(Figure collection entries)

- - - - -

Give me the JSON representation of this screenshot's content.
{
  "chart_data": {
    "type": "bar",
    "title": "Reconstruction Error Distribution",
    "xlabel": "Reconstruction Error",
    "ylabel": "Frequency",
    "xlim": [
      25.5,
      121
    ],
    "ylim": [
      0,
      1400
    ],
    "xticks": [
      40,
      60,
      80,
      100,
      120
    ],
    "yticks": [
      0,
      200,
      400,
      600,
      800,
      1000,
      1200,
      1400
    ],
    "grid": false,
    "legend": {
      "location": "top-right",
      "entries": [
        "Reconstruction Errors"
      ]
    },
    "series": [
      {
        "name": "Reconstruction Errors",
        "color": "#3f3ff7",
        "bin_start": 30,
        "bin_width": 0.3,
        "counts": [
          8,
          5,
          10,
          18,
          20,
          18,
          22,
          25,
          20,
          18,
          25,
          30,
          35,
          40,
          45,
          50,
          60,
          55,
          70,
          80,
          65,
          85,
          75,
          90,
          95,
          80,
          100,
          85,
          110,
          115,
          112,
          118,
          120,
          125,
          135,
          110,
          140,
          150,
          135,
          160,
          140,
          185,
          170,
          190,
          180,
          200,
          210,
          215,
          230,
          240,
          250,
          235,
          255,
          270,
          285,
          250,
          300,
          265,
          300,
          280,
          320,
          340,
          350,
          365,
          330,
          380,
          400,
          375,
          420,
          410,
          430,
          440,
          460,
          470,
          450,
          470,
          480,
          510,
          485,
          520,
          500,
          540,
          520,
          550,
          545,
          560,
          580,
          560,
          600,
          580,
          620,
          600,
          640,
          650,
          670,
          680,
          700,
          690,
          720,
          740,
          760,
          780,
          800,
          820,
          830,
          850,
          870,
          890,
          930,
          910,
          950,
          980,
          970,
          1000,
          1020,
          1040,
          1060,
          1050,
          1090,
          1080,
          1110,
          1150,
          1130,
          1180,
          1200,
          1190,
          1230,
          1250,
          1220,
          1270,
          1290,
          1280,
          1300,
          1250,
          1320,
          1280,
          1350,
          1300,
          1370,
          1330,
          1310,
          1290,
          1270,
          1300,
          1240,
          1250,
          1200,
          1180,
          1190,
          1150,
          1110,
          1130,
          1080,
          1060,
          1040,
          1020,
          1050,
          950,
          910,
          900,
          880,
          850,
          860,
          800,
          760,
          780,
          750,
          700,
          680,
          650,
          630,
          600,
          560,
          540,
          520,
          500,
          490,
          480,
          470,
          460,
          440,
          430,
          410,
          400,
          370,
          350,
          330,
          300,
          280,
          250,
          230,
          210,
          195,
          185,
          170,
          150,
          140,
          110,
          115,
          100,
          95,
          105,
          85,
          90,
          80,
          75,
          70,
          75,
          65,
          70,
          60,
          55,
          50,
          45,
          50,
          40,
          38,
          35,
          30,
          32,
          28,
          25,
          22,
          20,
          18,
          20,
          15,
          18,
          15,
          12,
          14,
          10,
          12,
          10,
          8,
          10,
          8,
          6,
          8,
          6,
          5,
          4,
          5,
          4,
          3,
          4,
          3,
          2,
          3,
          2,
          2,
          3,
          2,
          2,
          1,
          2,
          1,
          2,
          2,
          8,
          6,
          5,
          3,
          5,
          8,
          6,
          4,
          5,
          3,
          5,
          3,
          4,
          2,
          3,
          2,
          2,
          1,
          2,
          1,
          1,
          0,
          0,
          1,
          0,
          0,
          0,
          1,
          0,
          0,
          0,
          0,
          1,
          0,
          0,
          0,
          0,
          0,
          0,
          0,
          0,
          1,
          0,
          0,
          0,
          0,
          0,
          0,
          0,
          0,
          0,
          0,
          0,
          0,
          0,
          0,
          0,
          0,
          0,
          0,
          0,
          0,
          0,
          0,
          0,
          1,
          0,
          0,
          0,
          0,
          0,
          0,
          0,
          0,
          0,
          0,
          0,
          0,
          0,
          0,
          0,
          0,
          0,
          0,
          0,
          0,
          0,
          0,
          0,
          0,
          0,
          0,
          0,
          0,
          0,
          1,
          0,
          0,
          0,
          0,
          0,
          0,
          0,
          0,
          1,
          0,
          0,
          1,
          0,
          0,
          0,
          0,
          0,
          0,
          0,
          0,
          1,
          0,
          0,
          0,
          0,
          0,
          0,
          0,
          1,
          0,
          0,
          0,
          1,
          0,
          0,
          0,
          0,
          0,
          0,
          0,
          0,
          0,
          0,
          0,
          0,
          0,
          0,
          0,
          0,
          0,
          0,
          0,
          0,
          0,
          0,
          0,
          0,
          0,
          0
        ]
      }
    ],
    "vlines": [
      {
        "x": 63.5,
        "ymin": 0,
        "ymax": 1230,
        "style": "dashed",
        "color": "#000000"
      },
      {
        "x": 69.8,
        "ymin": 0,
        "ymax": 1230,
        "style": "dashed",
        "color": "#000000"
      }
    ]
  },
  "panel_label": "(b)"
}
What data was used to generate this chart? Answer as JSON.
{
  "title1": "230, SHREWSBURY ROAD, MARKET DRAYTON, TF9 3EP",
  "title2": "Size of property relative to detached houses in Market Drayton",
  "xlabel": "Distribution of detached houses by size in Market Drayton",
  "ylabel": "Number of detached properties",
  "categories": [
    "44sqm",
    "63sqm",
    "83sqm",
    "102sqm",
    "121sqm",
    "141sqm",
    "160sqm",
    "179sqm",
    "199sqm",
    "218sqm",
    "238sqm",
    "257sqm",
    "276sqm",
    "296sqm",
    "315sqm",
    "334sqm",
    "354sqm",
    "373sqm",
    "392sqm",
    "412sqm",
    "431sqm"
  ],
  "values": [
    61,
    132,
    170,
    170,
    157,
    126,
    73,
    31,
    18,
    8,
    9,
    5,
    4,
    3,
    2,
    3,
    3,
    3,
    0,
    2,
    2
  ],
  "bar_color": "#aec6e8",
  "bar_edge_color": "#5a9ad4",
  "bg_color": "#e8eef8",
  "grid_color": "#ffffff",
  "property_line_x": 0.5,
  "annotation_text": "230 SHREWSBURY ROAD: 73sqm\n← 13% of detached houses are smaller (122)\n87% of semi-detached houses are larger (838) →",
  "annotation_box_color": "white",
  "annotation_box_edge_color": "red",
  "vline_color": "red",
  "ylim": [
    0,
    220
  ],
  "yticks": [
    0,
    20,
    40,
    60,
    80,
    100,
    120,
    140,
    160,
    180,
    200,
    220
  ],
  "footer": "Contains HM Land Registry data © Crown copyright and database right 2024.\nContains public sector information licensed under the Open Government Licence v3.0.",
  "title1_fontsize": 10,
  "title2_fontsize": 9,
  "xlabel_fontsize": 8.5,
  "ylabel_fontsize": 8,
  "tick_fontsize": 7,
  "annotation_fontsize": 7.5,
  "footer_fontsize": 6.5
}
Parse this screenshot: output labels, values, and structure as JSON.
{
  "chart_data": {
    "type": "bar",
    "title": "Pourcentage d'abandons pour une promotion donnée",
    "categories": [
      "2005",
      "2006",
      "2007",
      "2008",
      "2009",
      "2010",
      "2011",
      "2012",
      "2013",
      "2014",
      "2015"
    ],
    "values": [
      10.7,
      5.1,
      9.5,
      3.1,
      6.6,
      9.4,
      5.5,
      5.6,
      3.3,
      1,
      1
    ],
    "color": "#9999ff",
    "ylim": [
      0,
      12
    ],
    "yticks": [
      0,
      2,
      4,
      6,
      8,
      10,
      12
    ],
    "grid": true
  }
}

- - - - -

Given request
Within the entries above, report how many lines include "Errors", and keep the answer to the number.

Task response
2